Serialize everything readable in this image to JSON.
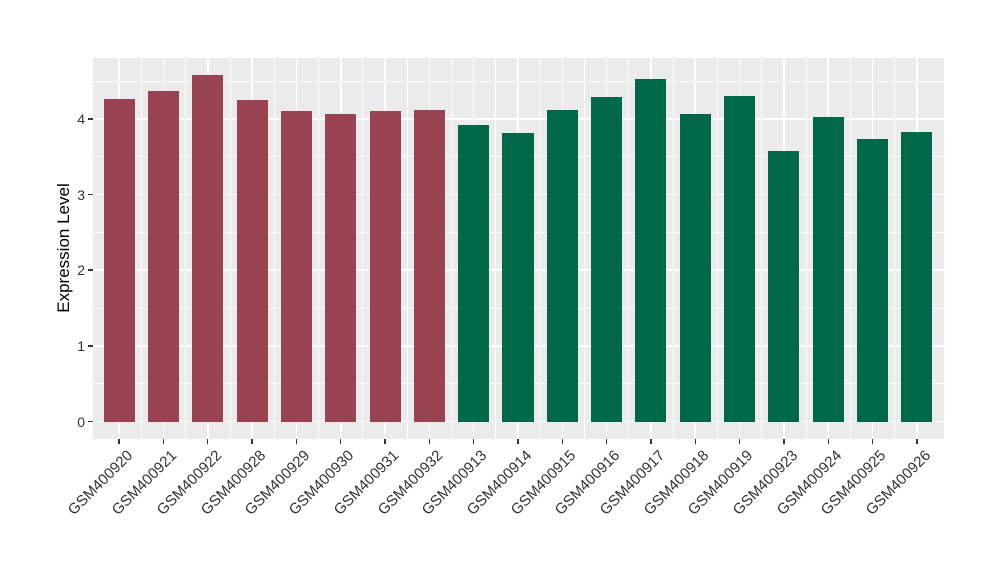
{
  "figure": {
    "background": "#FFFFFF",
    "panel_background": "#EBEBEB",
    "grid_color": "#FFFFFF",
    "tick_mark_color": "#333333",
    "axis_text_color": "#333333",
    "axis_title_color": "#000000"
  },
  "chart_data": {
    "type": "bar",
    "title": "",
    "xlabel": "",
    "ylabel": "Expression Level",
    "categories": [
      "GSM400920",
      "GSM400921",
      "GSM400922",
      "GSM400928",
      "GSM400929",
      "GSM400930",
      "GSM400931",
      "GSM400932",
      "GSM400913",
      "GSM400914",
      "GSM400915",
      "GSM400916",
      "GSM400917",
      "GSM400918",
      "GSM400919",
      "GSM400923",
      "GSM400924",
      "GSM400925",
      "GSM400926"
    ],
    "values": [
      4.26,
      4.37,
      4.58,
      4.25,
      4.1,
      4.07,
      4.1,
      4.11,
      3.92,
      3.81,
      4.11,
      4.29,
      4.52,
      4.07,
      4.3,
      3.58,
      4.02,
      3.73,
      3.83
    ],
    "groups": [
      "group1",
      "group1",
      "group1",
      "group1",
      "group1",
      "group1",
      "group1",
      "group1",
      "group2",
      "group2",
      "group2",
      "group2",
      "group2",
      "group2",
      "group2",
      "group2",
      "group2",
      "group2",
      "group2"
    ],
    "group_colors": {
      "group1": "#9A4453",
      "group2": "#00684A"
    },
    "yticks": [
      0,
      1,
      2,
      3,
      4
    ],
    "ylim": [
      -0.23,
      4.81
    ],
    "bar_width_fraction": 0.7,
    "grid": true,
    "legend_position": "none",
    "x_label_rotation": -45
  }
}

◇ ◇ ◇ ◇ ◇

Set exercise:
Each record above should come back exactly the same, only without its pictures.

Task result:
Serialize everything readable in this image to JSON.
{
  "figure": {
    "background": "#FFFFFF",
    "panel_background": "#EBEBEB",
    "grid_color": "#FFFFFF",
    "tick_mark_color": "#333333",
    "axis_text_color": "#333333",
    "axis_title_color": "#000000"
  },
  "chart_data": {
    "type": "bar",
    "title": "",
    "xlabel": "",
    "ylabel": "Expression Level",
    "categories": [
      "GSM400920",
      "GSM400921",
      "GSM400922",
      "GSM400928",
      "GSM400929",
      "GSM400930",
      "GSM400931",
      "GSM400932",
      "GSM400913",
      "GSM400914",
      "GSM400915",
      "GSM400916",
      "GSM400917",
      "GSM400918",
      "GSM400919",
      "GSM400923",
      "GSM400924",
      "GSM400925",
      "GSM400926"
    ],
    "values": [
      4.26,
      4.37,
      4.58,
      4.25,
      4.1,
      4.07,
      4.1,
      4.11,
      3.92,
      3.81,
      4.11,
      4.29,
      4.52,
      4.07,
      4.3,
      3.58,
      4.02,
      3.73,
      3.83
    ],
    "groups": [
      "group1",
      "group1",
      "group1",
      "group1",
      "group1",
      "group1",
      "group1",
      "group1",
      "group2",
      "group2",
      "group2",
      "group2",
      "group2",
      "group2",
      "group2",
      "group2",
      "group2",
      "group2",
      "group2"
    ],
    "group_colors": {
      "group1": "#9A4453",
      "group2": "#00684A"
    },
    "yticks": [
      0,
      1,
      2,
      3,
      4
    ],
    "ylim": [
      -0.23,
      4.81
    ],
    "bar_width_fraction": 0.7,
    "grid": true,
    "legend_position": "none",
    "x_label_rotation": -45
  }
}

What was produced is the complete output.